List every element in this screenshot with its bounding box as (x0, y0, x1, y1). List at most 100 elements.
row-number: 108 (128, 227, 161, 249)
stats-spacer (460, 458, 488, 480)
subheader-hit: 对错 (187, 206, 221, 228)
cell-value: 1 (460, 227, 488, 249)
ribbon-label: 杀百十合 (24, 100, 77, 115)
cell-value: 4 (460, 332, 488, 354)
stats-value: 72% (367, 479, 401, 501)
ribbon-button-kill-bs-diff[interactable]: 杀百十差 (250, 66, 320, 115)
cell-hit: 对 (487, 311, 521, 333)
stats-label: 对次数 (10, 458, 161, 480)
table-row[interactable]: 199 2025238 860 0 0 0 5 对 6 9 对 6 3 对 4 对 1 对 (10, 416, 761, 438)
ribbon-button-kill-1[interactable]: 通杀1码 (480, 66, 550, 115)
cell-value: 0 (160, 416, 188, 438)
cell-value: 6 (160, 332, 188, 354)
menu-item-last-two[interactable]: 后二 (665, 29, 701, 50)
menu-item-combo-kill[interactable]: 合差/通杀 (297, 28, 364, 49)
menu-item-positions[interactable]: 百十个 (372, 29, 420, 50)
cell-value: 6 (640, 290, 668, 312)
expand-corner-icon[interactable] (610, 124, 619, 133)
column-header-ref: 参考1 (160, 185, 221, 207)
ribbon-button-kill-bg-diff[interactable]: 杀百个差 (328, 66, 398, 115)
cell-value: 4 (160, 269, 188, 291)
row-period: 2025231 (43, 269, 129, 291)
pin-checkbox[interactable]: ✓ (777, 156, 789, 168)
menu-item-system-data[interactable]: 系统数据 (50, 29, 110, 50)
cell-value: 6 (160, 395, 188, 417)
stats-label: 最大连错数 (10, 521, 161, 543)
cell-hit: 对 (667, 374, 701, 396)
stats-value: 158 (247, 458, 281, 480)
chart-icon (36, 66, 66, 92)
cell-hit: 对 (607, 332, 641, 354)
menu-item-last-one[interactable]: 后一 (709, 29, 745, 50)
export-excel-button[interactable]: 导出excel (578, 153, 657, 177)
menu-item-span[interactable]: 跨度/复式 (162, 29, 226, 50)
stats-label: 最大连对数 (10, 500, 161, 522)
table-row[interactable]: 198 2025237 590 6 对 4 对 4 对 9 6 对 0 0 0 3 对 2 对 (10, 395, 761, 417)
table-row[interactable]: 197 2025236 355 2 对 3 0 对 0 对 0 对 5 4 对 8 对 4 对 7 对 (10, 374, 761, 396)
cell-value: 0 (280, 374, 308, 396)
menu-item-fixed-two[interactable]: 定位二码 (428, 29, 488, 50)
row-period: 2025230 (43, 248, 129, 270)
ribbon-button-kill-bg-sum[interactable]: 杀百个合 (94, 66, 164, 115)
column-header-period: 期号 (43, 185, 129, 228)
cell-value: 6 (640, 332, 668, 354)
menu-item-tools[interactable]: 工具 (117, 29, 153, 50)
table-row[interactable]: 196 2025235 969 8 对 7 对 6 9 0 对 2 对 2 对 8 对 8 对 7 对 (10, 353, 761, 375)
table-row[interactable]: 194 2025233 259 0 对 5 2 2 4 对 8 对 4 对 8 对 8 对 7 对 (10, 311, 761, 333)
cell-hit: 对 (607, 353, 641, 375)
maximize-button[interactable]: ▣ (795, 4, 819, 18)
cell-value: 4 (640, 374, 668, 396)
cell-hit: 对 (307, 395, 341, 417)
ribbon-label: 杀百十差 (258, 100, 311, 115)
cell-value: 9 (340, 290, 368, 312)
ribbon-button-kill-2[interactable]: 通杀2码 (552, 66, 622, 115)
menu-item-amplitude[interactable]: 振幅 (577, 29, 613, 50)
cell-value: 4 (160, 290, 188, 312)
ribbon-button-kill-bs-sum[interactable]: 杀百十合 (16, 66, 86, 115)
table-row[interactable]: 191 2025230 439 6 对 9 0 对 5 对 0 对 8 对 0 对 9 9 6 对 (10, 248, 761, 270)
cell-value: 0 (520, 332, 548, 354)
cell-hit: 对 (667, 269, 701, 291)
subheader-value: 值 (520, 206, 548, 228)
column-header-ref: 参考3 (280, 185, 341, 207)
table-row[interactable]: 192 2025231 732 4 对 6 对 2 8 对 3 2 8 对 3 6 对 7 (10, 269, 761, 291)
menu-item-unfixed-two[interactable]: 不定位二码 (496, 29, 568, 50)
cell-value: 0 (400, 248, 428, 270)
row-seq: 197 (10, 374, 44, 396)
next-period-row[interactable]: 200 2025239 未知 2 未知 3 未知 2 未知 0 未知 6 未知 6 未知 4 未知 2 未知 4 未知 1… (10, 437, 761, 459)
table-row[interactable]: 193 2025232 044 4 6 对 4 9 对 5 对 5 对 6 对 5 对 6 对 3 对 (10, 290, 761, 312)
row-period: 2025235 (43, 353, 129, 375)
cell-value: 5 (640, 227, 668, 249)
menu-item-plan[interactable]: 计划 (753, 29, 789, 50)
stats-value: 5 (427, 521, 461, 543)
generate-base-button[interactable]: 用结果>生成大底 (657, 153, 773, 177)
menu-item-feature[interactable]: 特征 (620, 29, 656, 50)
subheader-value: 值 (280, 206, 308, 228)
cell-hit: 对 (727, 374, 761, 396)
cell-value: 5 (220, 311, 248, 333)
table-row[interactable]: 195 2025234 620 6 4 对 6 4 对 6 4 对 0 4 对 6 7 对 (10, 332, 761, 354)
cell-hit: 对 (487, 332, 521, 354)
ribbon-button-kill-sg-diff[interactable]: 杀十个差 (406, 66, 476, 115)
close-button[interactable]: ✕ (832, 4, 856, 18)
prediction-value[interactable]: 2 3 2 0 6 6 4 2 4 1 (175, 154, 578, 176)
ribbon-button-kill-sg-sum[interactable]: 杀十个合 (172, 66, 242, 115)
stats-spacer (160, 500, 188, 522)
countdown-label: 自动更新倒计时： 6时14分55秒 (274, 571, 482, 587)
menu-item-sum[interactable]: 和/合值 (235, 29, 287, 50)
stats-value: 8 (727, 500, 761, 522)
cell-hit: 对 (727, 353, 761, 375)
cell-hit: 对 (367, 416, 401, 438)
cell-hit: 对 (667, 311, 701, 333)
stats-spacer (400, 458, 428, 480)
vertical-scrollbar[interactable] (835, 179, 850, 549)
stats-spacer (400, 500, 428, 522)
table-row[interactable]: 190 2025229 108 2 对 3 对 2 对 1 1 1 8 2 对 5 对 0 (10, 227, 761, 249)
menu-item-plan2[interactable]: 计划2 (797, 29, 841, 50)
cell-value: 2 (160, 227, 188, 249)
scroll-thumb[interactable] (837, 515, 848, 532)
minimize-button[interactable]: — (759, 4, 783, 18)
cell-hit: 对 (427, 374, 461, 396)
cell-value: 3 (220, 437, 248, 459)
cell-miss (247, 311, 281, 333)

+++

● **任务说明**
请将上面的全部条目原样提取出来，内容一字不改。

● **回答**
List every element in this screenshot with its bounding box as (x0, y0, x1, y1). List at most 100 elements.
row-number: 108 (128, 227, 161, 249)
stats-spacer (460, 458, 488, 480)
subheader-hit: 对错 (187, 206, 221, 228)
cell-value: 1 (460, 227, 488, 249)
ribbon-label: 杀百十合 (24, 100, 77, 115)
cell-value: 4 (460, 332, 488, 354)
stats-value: 72% (367, 479, 401, 501)
ribbon-button-kill-bs-diff[interactable]: 杀百十差 (250, 66, 320, 115)
cell-hit: 对 (487, 311, 521, 333)
stats-label: 对次数 (10, 458, 161, 480)
table-row[interactable]: 199 2025238 860 0 0 0 5 对 6 9 对 6 3 对 4 对 1 对 (10, 416, 761, 438)
ribbon-button-kill-1[interactable]: 通杀1码 (480, 66, 550, 115)
cell-value: 0 (160, 416, 188, 438)
cell-value: 6 (160, 332, 188, 354)
menu-item-last-two[interactable]: 后二 (665, 29, 701, 50)
menu-item-combo-kill[interactable]: 合差/通杀 (297, 28, 364, 49)
menu-item-positions[interactable]: 百十个 (372, 29, 420, 50)
cell-value: 6 (640, 290, 668, 312)
expand-corner-icon[interactable] (610, 124, 619, 133)
column-header-ref: 参考1 (160, 185, 221, 207)
ribbon-button-kill-bg-diff[interactable]: 杀百个差 (328, 66, 398, 115)
cell-value: 4 (160, 269, 188, 291)
row-period: 2025231 (43, 269, 129, 291)
pin-checkbox[interactable]: ✓ (777, 156, 789, 168)
menu-item-system-data[interactable]: 系统数据 (50, 29, 110, 50)
cell-value: 6 (160, 395, 188, 417)
stats-label: 最大连错数 (10, 521, 161, 543)
cell-hit: 对 (667, 374, 701, 396)
stats-value: 158 (247, 458, 281, 480)
chart-icon (36, 66, 66, 92)
cell-hit: 对 (607, 332, 641, 354)
menu-item-last-one[interactable]: 后一 (709, 29, 745, 50)
export-excel-button[interactable]: 导出excel (578, 153, 657, 177)
menu-item-span[interactable]: 跨度/复式 (162, 29, 226, 50)
stats-label: 最大连对数 (10, 500, 161, 522)
table-row[interactable]: 198 2025237 590 6 对 4 对 4 对 9 6 对 0 0 0 3 对 2 对 (10, 395, 761, 417)
table-row[interactable]: 197 2025236 355 2 对 3 0 对 0 对 0 对 5 4 对 8 对 4 对 7 对 (10, 374, 761, 396)
cell-value: 0 (280, 374, 308, 396)
menu-item-fixed-two[interactable]: 定位二码 (428, 29, 488, 50)
row-period: 2025230 (43, 248, 129, 270)
ribbon-button-kill-bg-sum[interactable]: 杀百个合 (94, 66, 164, 115)
column-header-period: 期号 (43, 185, 129, 228)
cell-value: 6 (640, 332, 668, 354)
menu-item-tools[interactable]: 工具 (117, 29, 153, 50)
table-row[interactable]: 196 2025235 969 8 对 7 对 6 9 0 对 2 对 2 对 8 对 8 对 7 对 (10, 353, 761, 375)
table-row[interactable]: 194 2025233 259 0 对 5 2 2 4 对 8 对 4 对 8 对 8 对 7 对 (10, 311, 761, 333)
cell-hit: 对 (607, 353, 641, 375)
maximize-button[interactable]: ▣ (795, 4, 819, 18)
cell-value: 4 (640, 374, 668, 396)
cell-hit: 对 (307, 395, 341, 417)
ribbon-label: 杀百十差 (258, 100, 311, 115)
cell-value: 9 (340, 290, 368, 312)
ribbon-button-kill-2[interactable]: 通杀2码 (552, 66, 622, 115)
menu-item-amplitude[interactable]: 振幅 (577, 29, 613, 50)
cell-value: 4 (160, 290, 188, 312)
ribbon-button-kill-bs-sum[interactable]: 杀百十合 (16, 66, 86, 115)
table-row[interactable]: 191 2025230 439 6 对 9 0 对 5 对 0 对 8 对 0 对 9 9 6 对 (10, 248, 761, 270)
cell-value: 0 (520, 332, 548, 354)
cell-hit: 对 (667, 269, 701, 291)
subheader-value: 值 (520, 206, 548, 228)
column-header-ref: 参考3 (280, 185, 341, 207)
table-row[interactable]: 192 2025231 732 4 对 6 对 2 8 对 3 2 8 对 3 6 对 7 (10, 269, 761, 291)
menu-item-unfixed-two[interactable]: 不定位二码 (496, 29, 568, 50)
cell-value: 0 (400, 248, 428, 270)
row-seq: 197 (10, 374, 44, 396)
next-period-row[interactable]: 200 2025239 未知 2 未知 3 未知 2 未知 0 未知 6 未知 6 未知 4 未知 2 未知 4 未知 1… (10, 437, 761, 459)
table-row[interactable]: 193 2025232 044 4 6 对 4 9 对 5 对 5 对 6 对 5 对 6 对 3 对 (10, 290, 761, 312)
row-period: 2025235 (43, 353, 129, 375)
cell-value: 5 (640, 227, 668, 249)
menu-item-plan[interactable]: 计划 (753, 29, 789, 50)
stats-value: 5 (427, 521, 461, 543)
generate-base-button[interactable]: 用结果>生成大底 (657, 153, 773, 177)
menu-item-feature[interactable]: 特征 (620, 29, 656, 50)
subheader-value: 值 (280, 206, 308, 228)
cell-hit: 对 (727, 374, 761, 396)
cell-value: 5 (220, 311, 248, 333)
table-row[interactable]: 195 2025234 620 6 4 对 6 4 对 6 4 对 0 4 对 6 7 对 (10, 332, 761, 354)
cell-hit: 对 (487, 332, 521, 354)
ribbon-button-kill-sg-diff[interactable]: 杀十个差 (406, 66, 476, 115)
close-button[interactable]: ✕ (832, 4, 856, 18)
prediction-value[interactable]: 2 3 2 0 6 6 4 2 4 1 (175, 154, 578, 176)
ribbon-button-kill-sg-sum[interactable]: 杀十个合 (172, 66, 242, 115)
stats-spacer (160, 500, 188, 522)
countdown-label: 自动更新倒计时： 6时14分55秒 (274, 571, 482, 587)
menu-item-sum[interactable]: 和/合值 (235, 29, 287, 50)
stats-value: 8 (727, 500, 761, 522)
cell-hit: 对 (727, 353, 761, 375)
cell-hit: 对 (367, 416, 401, 438)
cell-hit: 对 (667, 311, 701, 333)
stats-spacer (400, 458, 428, 480)
vertical-scrollbar[interactable] (835, 179, 850, 549)
stats-spacer (400, 500, 428, 522)
table-row[interactable]: 190 2025229 108 2 对 3 对 2 对 1 1 1 8 2 对 5 对 0 (10, 227, 761, 249)
menu-item-plan2[interactable]: 计划2 (797, 29, 841, 50)
cell-value: 2 (160, 227, 188, 249)
scroll-thumb[interactable] (837, 515, 848, 532)
minimize-button[interactable]: — (759, 4, 783, 18)
cell-hit: 对 (427, 374, 461, 396)
cell-value: 3 (220, 437, 248, 459)
cell-miss (247, 311, 281, 333)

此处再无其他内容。